| What is needed |
Leave the pictures out. Return all other data exactly.

# Start of Supplied material

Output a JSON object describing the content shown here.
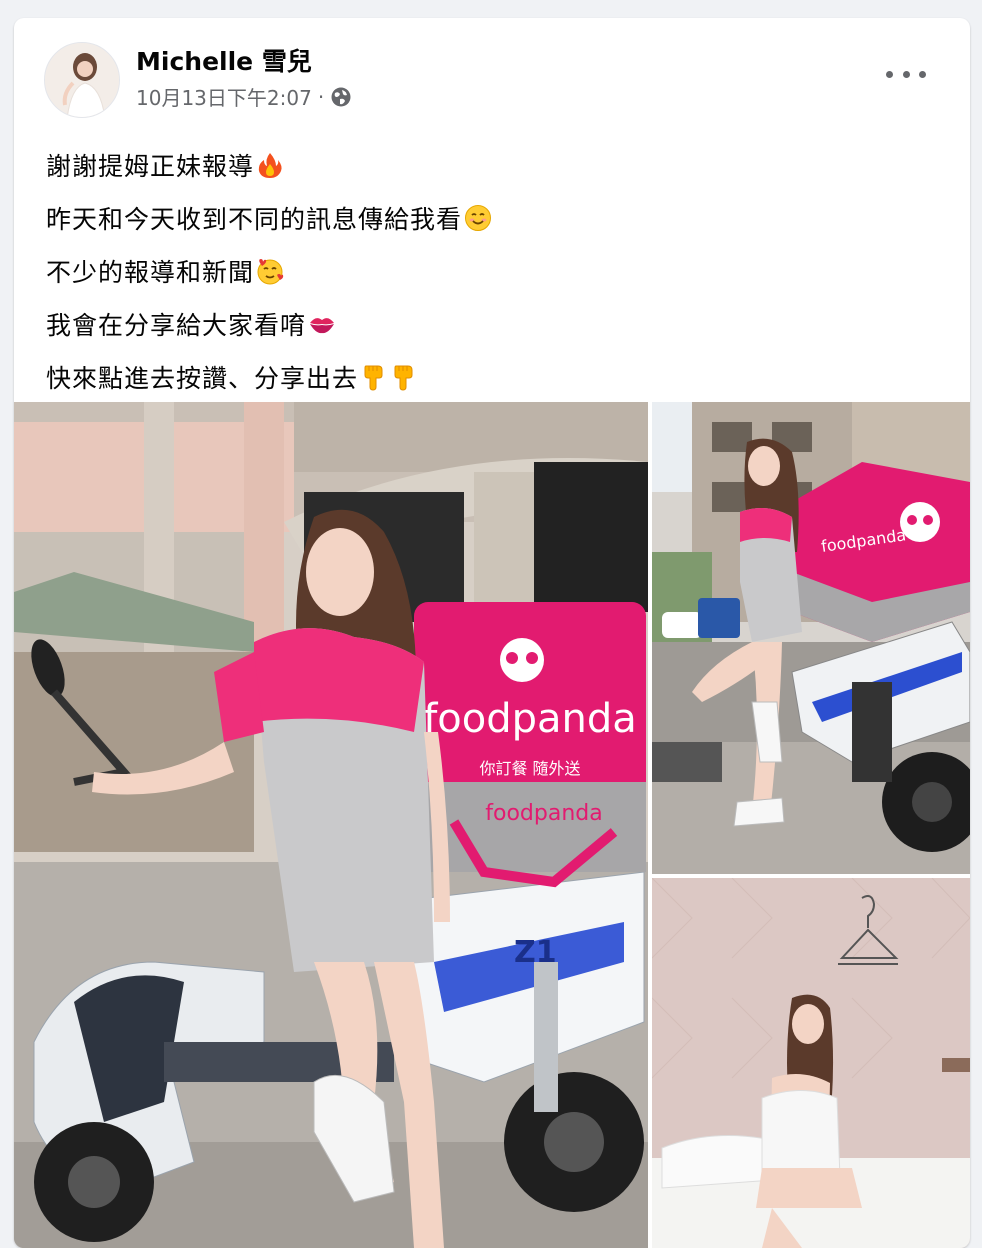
{
  "post": {
    "author": "Michelle 雪兒",
    "timestamp": "10月13日下午2:07",
    "separator": "·",
    "privacy_icon": "globe-icon",
    "more_icon": "more-dots-icon",
    "lines": [
      {
        "text": "謝謝提姆正妹報導",
        "emoji": "fire-emoji"
      },
      {
        "text": "昨天和今天收到不同的訊息傳給我看",
        "emoji": "smiling-face-emoji"
      },
      {
        "text": "不少的報導和新聞",
        "emoji": "smiling-face-with-hearts-emoji"
      },
      {
        "text": "我會在分享給大家看唷",
        "emoji": "kiss-mark-emoji"
      },
      {
        "text": "快來點進去按讚、分享出去",
        "emoji": "pointing-down-emoji"
      }
    ]
  },
  "photos": {
    "main": {
      "box_brand": "foodpanda",
      "box_slogan": "你訂餐 隨外送",
      "box_brand_small": "foodpanda",
      "scooter_model": "Z1"
    },
    "top_right": {
      "box_brand": "foodpanda"
    },
    "bottom_right": {}
  },
  "colors": {
    "brand_pink": "#e21b70",
    "text_secondary": "#65676b",
    "text_primary": "#050505"
  }
}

# End of Supplied material

| Response |
Output a JSON object describing the content shown here.
{
  "post": {
    "author": "Michelle 雪兒",
    "timestamp": "10月13日下午2:07",
    "separator": "·",
    "privacy_icon": "globe-icon",
    "more_icon": "more-dots-icon",
    "lines": [
      {
        "text": "謝謝提姆正妹報導",
        "emoji": "fire-emoji"
      },
      {
        "text": "昨天和今天收到不同的訊息傳給我看",
        "emoji": "smiling-face-emoji"
      },
      {
        "text": "不少的報導和新聞",
        "emoji": "smiling-face-with-hearts-emoji"
      },
      {
        "text": "我會在分享給大家看唷",
        "emoji": "kiss-mark-emoji"
      },
      {
        "text": "快來點進去按讚、分享出去",
        "emoji": "pointing-down-emoji"
      }
    ]
  },
  "photos": {
    "main": {
      "box_brand": "foodpanda",
      "box_slogan": "你訂餐 隨外送",
      "box_brand_small": "foodpanda",
      "scooter_model": "Z1"
    },
    "top_right": {
      "box_brand": "foodpanda"
    },
    "bottom_right": {}
  },
  "colors": {
    "brand_pink": "#e21b70",
    "text_secondary": "#65676b",
    "text_primary": "#050505"
  }
}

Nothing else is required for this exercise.